Challenge
Filter the listing below, copying every line in which the word "JSON" appears.

Given entries
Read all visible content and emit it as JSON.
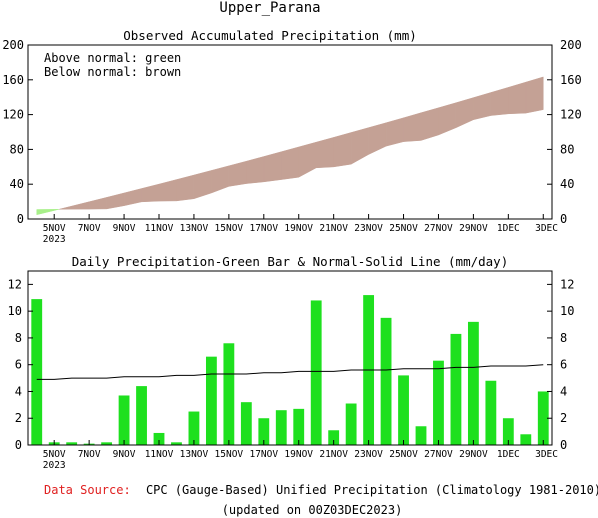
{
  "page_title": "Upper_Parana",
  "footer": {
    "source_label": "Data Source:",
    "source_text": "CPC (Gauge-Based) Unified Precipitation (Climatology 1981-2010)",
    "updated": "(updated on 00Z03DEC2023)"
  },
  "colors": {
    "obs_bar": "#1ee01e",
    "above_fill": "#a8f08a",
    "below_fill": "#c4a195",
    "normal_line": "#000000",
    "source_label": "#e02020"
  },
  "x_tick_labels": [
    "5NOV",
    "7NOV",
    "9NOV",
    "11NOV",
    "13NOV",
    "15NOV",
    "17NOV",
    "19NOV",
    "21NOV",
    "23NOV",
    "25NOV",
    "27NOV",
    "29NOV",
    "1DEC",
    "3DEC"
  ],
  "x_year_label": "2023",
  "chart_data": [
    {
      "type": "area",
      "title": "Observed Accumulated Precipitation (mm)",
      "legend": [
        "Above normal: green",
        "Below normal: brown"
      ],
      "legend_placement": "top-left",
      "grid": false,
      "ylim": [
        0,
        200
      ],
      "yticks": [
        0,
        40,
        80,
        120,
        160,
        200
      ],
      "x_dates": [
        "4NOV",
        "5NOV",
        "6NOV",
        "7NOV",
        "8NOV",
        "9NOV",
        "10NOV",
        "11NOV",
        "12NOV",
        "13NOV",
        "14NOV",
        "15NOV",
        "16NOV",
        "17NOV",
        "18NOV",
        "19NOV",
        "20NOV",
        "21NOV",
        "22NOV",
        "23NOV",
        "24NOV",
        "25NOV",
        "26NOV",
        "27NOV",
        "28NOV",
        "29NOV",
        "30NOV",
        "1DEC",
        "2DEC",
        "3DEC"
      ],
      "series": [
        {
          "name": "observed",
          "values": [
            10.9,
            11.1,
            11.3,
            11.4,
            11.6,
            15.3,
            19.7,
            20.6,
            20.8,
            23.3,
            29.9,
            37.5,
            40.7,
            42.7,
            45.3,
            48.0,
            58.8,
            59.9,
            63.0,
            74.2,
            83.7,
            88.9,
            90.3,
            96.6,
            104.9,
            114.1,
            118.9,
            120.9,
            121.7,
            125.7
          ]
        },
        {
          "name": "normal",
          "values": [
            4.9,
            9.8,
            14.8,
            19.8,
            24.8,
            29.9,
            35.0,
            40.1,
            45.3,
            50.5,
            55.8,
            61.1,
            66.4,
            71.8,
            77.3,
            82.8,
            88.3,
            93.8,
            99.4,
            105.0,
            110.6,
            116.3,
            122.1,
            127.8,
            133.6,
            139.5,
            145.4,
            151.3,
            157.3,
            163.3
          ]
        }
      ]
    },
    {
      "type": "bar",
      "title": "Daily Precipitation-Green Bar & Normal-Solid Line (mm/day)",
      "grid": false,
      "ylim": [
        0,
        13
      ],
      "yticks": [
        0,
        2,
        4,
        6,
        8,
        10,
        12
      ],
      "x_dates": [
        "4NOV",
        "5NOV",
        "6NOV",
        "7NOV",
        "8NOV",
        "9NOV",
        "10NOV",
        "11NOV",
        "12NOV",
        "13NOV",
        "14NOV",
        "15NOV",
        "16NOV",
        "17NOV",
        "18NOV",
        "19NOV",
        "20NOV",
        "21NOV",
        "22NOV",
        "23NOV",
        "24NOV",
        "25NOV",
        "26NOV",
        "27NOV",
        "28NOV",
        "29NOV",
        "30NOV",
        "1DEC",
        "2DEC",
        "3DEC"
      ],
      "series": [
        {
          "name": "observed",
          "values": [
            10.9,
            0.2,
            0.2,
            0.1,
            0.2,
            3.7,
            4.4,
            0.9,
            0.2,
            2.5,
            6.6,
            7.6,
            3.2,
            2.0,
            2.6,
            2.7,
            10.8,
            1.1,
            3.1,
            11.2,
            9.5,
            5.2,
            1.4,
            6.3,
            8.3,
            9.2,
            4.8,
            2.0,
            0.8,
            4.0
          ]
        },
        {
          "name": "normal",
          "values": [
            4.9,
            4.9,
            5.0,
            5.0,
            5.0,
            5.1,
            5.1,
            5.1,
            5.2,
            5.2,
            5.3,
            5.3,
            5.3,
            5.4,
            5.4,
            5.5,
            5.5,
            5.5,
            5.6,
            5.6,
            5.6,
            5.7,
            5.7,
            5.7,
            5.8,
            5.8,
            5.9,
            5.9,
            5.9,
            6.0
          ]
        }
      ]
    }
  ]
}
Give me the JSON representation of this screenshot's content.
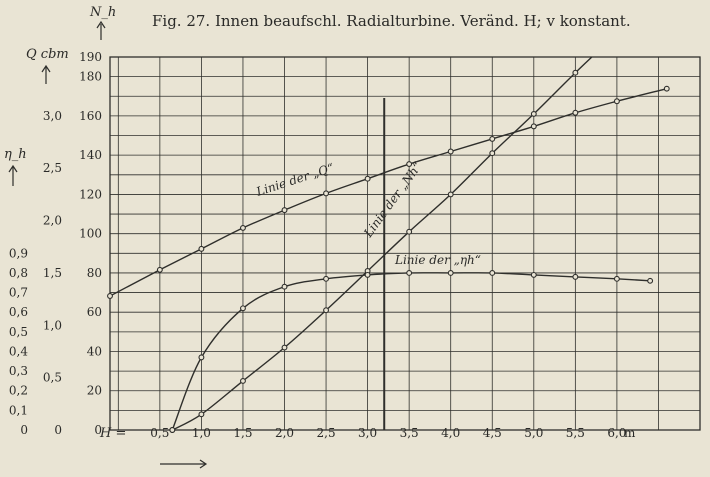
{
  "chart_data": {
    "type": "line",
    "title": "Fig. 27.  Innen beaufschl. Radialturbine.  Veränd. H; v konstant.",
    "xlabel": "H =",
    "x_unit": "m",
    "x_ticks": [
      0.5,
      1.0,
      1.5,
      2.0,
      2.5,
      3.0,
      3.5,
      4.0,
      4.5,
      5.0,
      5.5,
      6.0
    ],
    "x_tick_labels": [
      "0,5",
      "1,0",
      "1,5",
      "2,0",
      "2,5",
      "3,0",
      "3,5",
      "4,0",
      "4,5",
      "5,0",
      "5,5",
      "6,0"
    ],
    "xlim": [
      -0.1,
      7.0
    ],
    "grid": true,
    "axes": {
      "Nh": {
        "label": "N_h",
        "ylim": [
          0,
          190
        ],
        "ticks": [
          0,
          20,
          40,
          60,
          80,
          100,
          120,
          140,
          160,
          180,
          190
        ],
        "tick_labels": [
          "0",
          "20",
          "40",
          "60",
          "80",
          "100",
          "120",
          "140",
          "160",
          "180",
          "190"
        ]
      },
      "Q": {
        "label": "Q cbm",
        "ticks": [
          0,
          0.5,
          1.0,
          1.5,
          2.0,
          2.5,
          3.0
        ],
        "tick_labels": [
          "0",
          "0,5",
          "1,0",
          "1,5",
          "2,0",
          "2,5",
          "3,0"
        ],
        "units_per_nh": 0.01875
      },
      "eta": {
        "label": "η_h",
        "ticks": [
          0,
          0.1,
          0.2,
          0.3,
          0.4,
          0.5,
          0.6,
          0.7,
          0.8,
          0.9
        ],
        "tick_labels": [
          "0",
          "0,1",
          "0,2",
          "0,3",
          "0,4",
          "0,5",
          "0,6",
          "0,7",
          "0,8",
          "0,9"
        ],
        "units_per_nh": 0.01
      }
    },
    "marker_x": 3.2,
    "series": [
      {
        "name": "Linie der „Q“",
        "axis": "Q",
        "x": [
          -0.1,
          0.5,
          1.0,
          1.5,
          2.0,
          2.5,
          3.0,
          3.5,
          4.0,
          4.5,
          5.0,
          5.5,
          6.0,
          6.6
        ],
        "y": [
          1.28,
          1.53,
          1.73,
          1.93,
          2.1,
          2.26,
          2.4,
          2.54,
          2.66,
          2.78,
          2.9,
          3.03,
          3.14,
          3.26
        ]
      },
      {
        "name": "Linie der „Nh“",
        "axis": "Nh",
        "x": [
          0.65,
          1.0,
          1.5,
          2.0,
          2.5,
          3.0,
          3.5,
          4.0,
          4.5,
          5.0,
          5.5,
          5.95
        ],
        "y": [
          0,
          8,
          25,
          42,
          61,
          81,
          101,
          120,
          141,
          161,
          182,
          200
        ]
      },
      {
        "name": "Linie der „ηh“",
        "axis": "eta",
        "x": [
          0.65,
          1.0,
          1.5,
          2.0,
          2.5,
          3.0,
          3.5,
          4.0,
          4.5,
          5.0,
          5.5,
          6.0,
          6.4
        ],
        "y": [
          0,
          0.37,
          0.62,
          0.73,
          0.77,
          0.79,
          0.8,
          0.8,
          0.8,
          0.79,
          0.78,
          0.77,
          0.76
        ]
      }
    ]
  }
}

Task solution
Read all visible content and emit it as JSON.
Give me the JSON representation of this screenshot's content.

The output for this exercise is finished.